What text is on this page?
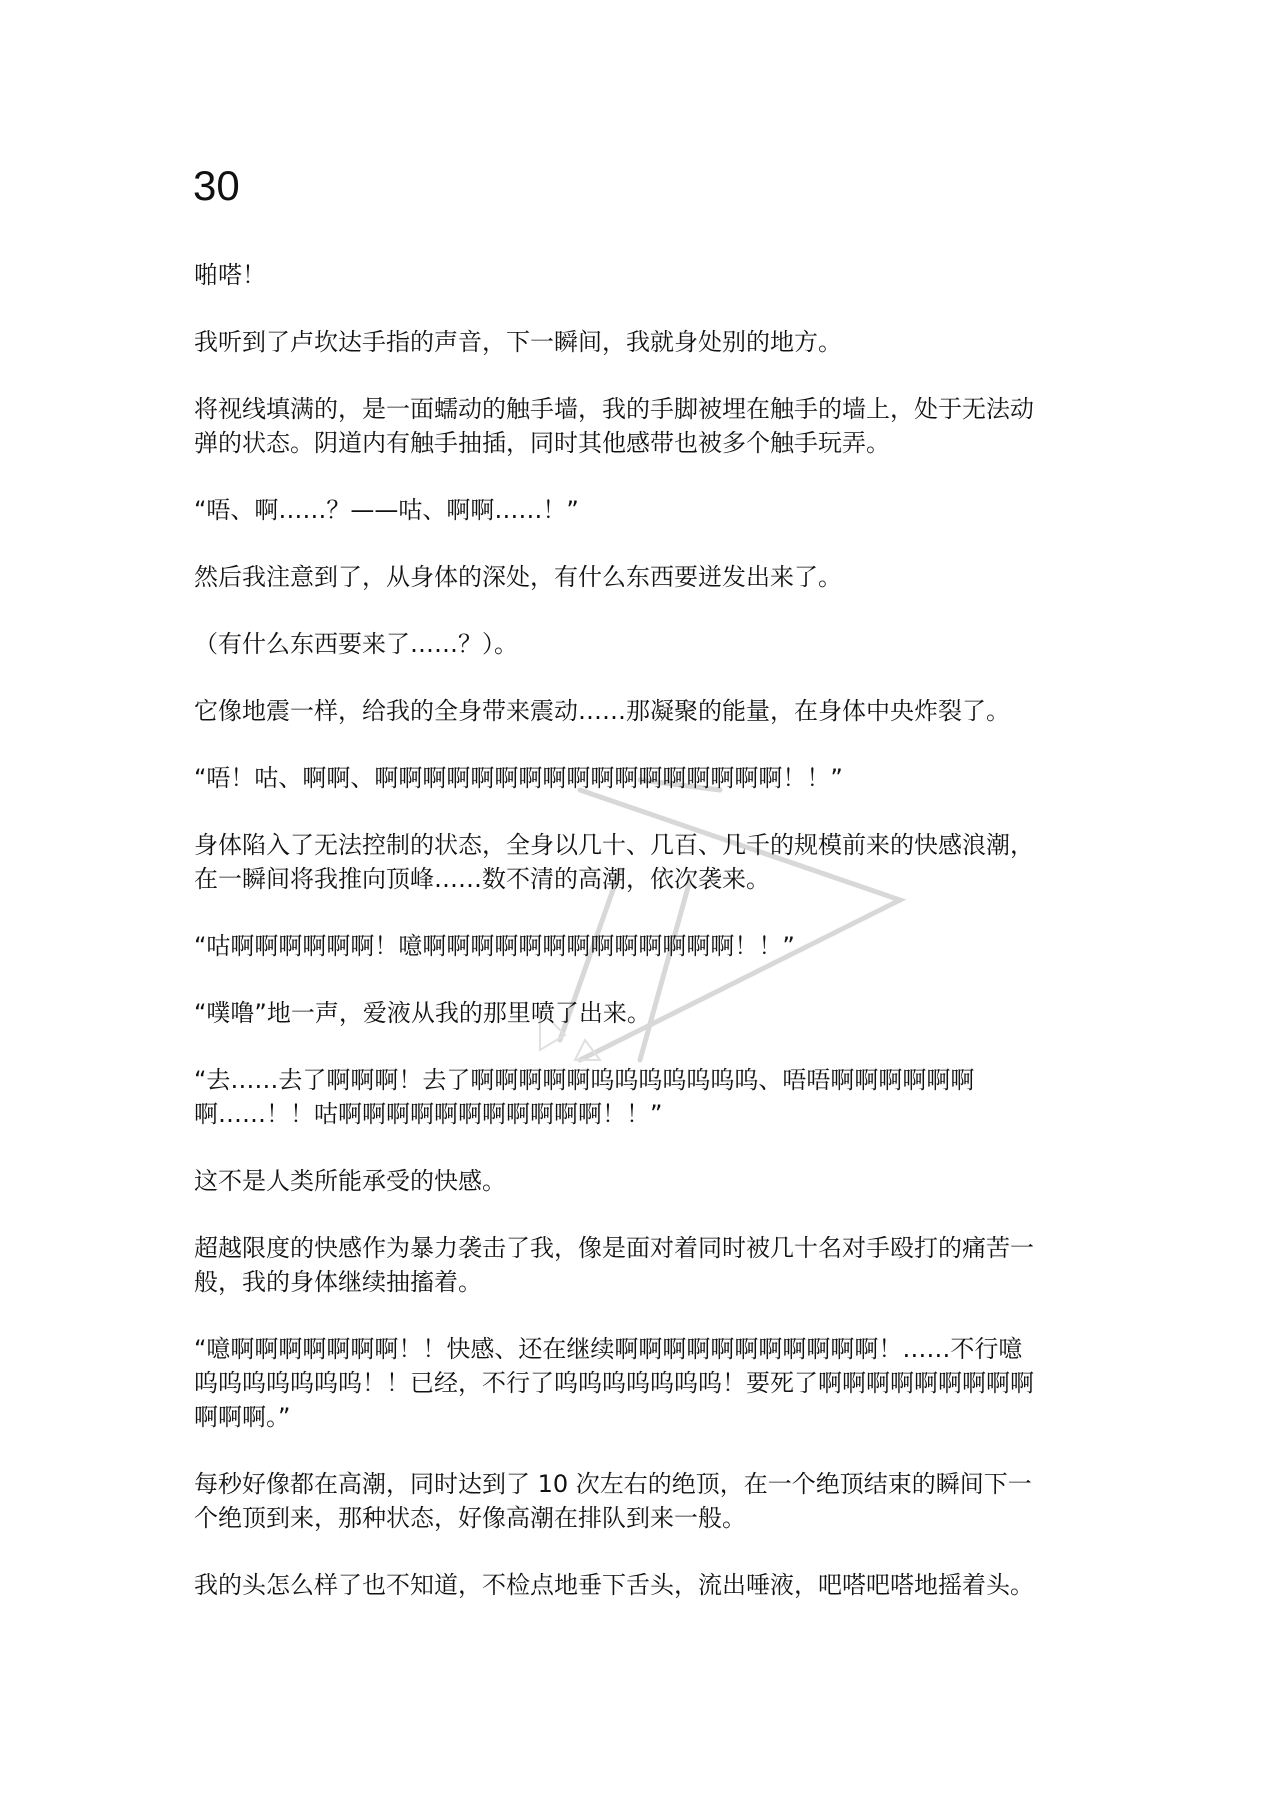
30

啪嗒！

我听到了卢坎达手指的声音，下一瞬间，我就身处别的地方。

将视线填满的，是一面蠕动的触手墙，我的手脚被埋在触手的墙上，处于无法动
弹的状态。阴道内有触手抽插，同时其他感带也被多个触手玩弄。

“唔、啊……？——咕、啊啊……！”

然后我注意到了，从身体的深处，有什么东西要迸发出来了。

（有什么东西要来了……？）。

它像地震一样，给我的全身带来震动……那凝聚的能量，在身体中央炸裂了。

“唔！咕、啊啊、啊啊啊啊啊啊啊啊啊啊啊啊啊啊啊啊啊！！”

身体陷入了无法控制的状态，全身以几十、几百、几千的规模前来的快感浪潮，
在一瞬间将我推向顶峰……数不清的高潮，依次袭来。

“咕啊啊啊啊啊啊！噫啊啊啊啊啊啊啊啊啊啊啊啊啊！！”

“噗噜”地一声，爱液从我的那里喷了出来。

“去……去了啊啊啊！去了啊啊啊啊啊呜呜呜呜呜呜呜、唔唔啊啊啊啊啊啊
啊……！！咕啊啊啊啊啊啊啊啊啊啊啊！！”

这不是人类所能承受的快感。

超越限度的快感作为暴力袭击了我，像是面对着同时被几十名对手殴打的痛苦一
般，我的身体继续抽搐着。

“噫啊啊啊啊啊啊啊！！快感、还在继续啊啊啊啊啊啊啊啊啊啊啊！……不行噫
呜呜呜呜呜呜呜！！已经，不行了呜呜呜呜呜呜呜！要死了啊啊啊啊啊啊啊啊啊
啊啊啊。”

每秒好像都在高潮，同时达到了 10 次左右的绝顶，在一个绝顶结束的瞬间下一
个绝顶到来，那种状态，好像高潮在排队到来一般。

我的头怎么样了也不知道，不检点地垂下舌头，流出唾液，吧嗒吧嗒地摇着头。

WHAT TO DO
Retype the listing exactly. Pictures do not belong in the copy.

WRITTEN RESPONSE
What text is on this page?
30

啪嗒！

我听到了卢坎达手指的声音，下一瞬间，我就身处别的地方。

将视线填满的，是一面蠕动的触手墙，我的手脚被埋在触手的墙上，处于无法动
弹的状态。阴道内有触手抽插，同时其他感带也被多个触手玩弄。

“唔、啊……？——咕、啊啊……！”

然后我注意到了，从身体的深处，有什么东西要迸发出来了。

（有什么东西要来了……？）。

它像地震一样，给我的全身带来震动……那凝聚的能量，在身体中央炸裂了。

“唔！咕、啊啊、啊啊啊啊啊啊啊啊啊啊啊啊啊啊啊啊啊！！”

身体陷入了无法控制的状态，全身以几十、几百、几千的规模前来的快感浪潮，
在一瞬间将我推向顶峰……数不清的高潮，依次袭来。

“咕啊啊啊啊啊啊！噫啊啊啊啊啊啊啊啊啊啊啊啊啊！！”

“噗噜”地一声，爱液从我的那里喷了出来。

“去……去了啊啊啊！去了啊啊啊啊啊呜呜呜呜呜呜呜、唔唔啊啊啊啊啊啊
啊……！！咕啊啊啊啊啊啊啊啊啊啊啊！！”

这不是人类所能承受的快感。

超越限度的快感作为暴力袭击了我，像是面对着同时被几十名对手殴打的痛苦一
般，我的身体继续抽搐着。

“噫啊啊啊啊啊啊啊！！快感、还在继续啊啊啊啊啊啊啊啊啊啊啊！……不行噫
呜呜呜呜呜呜呜！！已经，不行了呜呜呜呜呜呜呜！要死了啊啊啊啊啊啊啊啊啊
啊啊啊。”

每秒好像都在高潮，同时达到了 10 次左右的绝顶，在一个绝顶结束的瞬间下一
个绝顶到来，那种状态，好像高潮在排队到来一般。

我的头怎么样了也不知道，不检点地垂下舌头，流出唾液，吧嗒吧嗒地摇着头。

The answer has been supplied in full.